EXERCISE INSTRUCTIONS: Using the listing below, select the lines with the word "this" and copy them.

┄┄┄┄┄┄

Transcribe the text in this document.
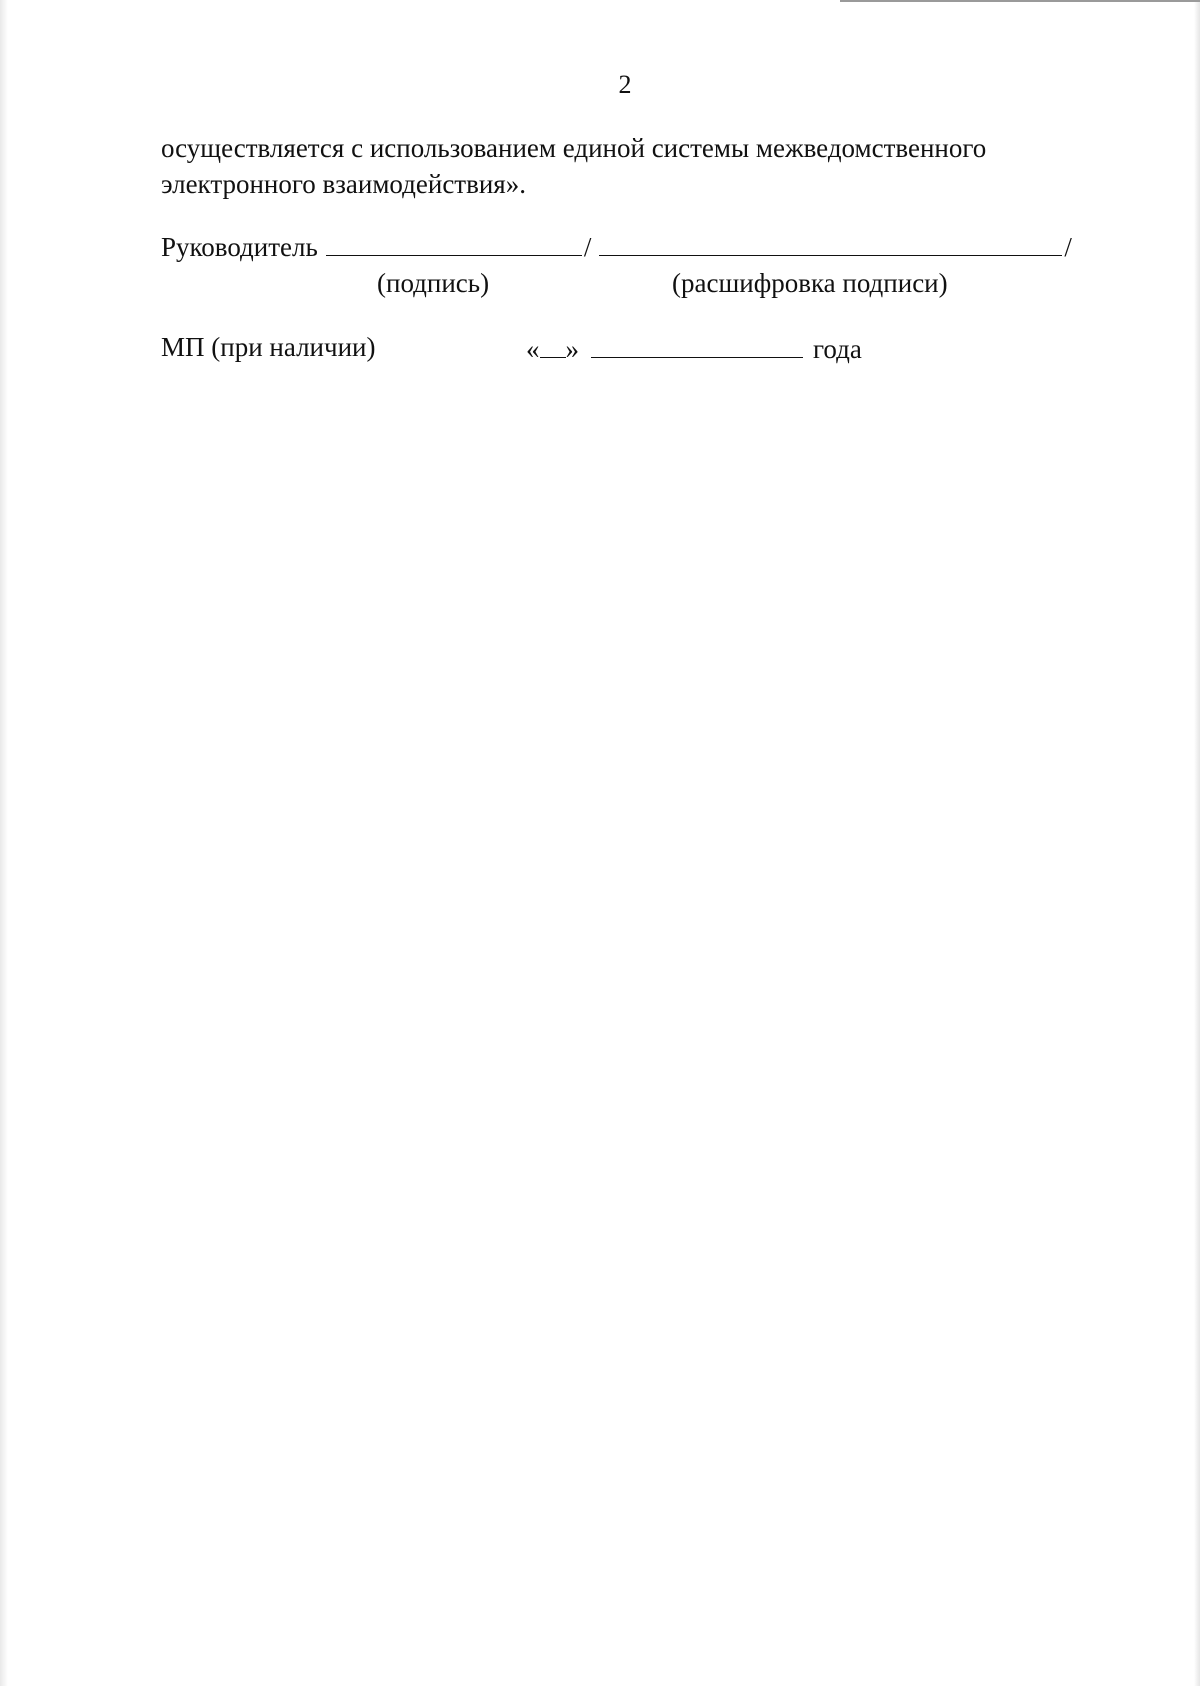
2
осуществляется с использованием единой системы межведомственного
электронного взаимодействия».
Руководитель	/	/
(подпись)	(расшифровка подписи)
МП (при наличии)	« »	года
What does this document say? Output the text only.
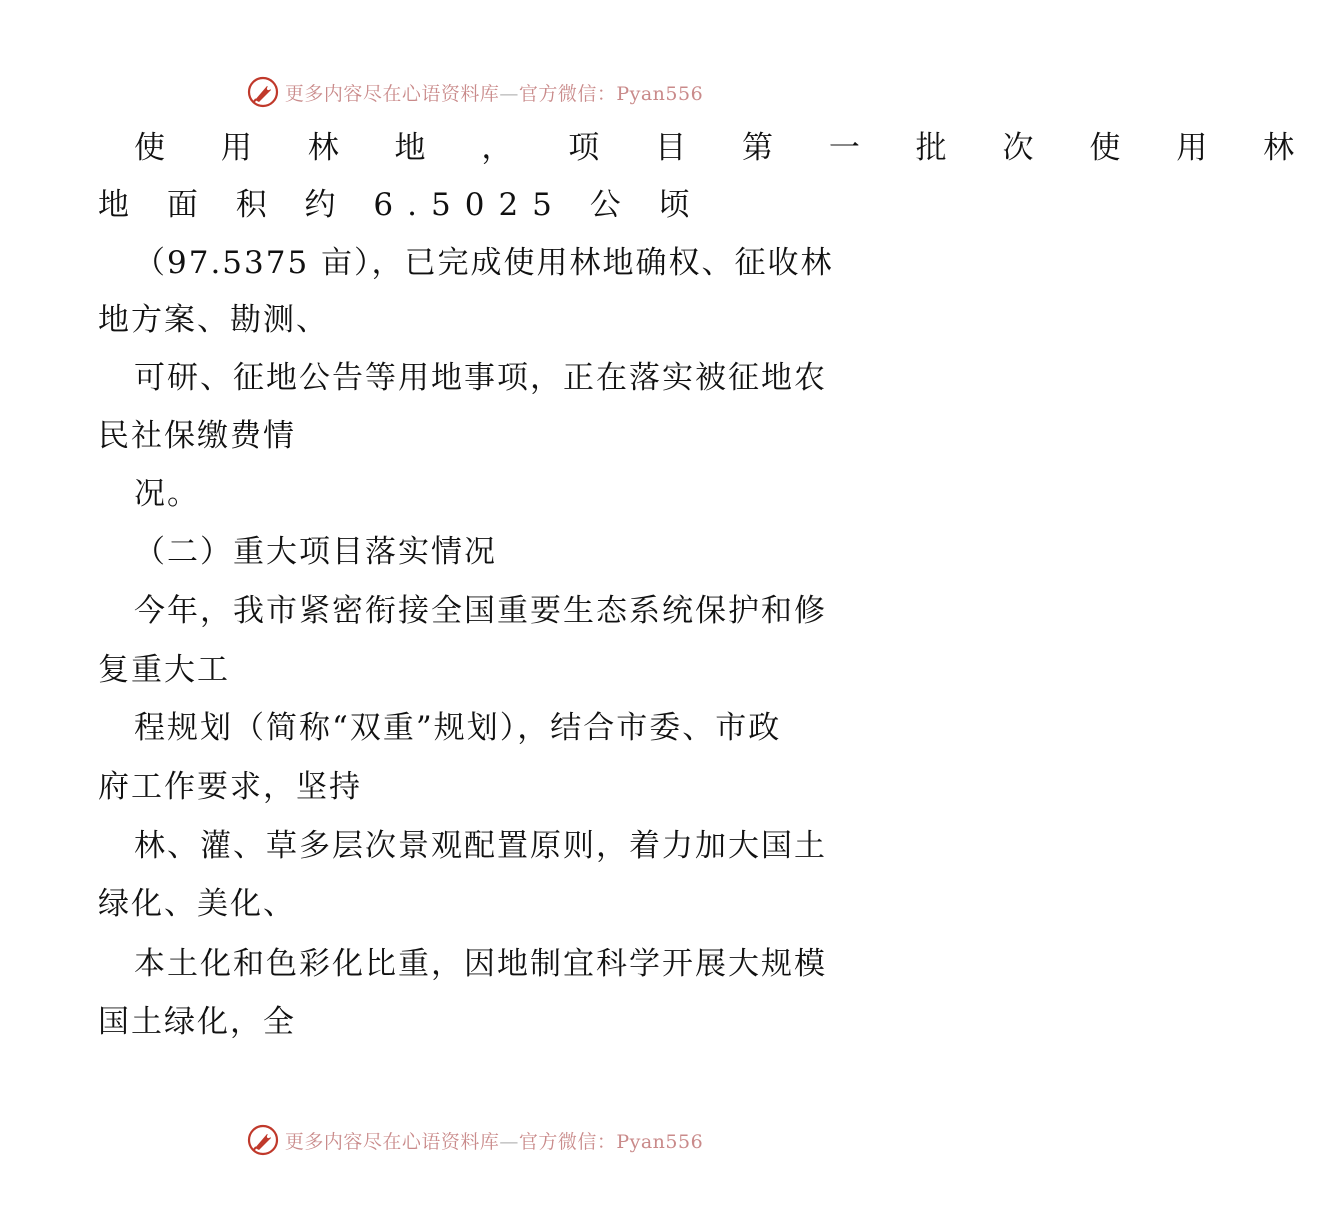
更多内容尽在心语资料库—官方微信：Pyan556
使 用 林 地 ， 项 目 第 一 批 次 使 用 林
地 面 积 约 6.5025 公 顷
（97.5375 亩），已完成使用林地确权、征收林
地方案、勘测、
可研、征地公告等用地事项，正在落实被征地农
民社保缴费情
况。
（二）重大项目落实情况
今年，我市紧密衔接全国重要生态系统保护和修
复重大工
程规划（简称“双重”规划），结合市委、市政
府工作要求，坚持
林、灌、草多层次景观配置原则，着力加大国土
绿化、美化、
本土化和色彩化比重，因地制宜科学开展大规模
国土绿化，全
更多内容尽在心语资料库—官方微信：Pyan556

┄┄┄┄┄┄

WRITTEN REPLY:
Transcribe the text in this document.
What does this document say? Output the text only.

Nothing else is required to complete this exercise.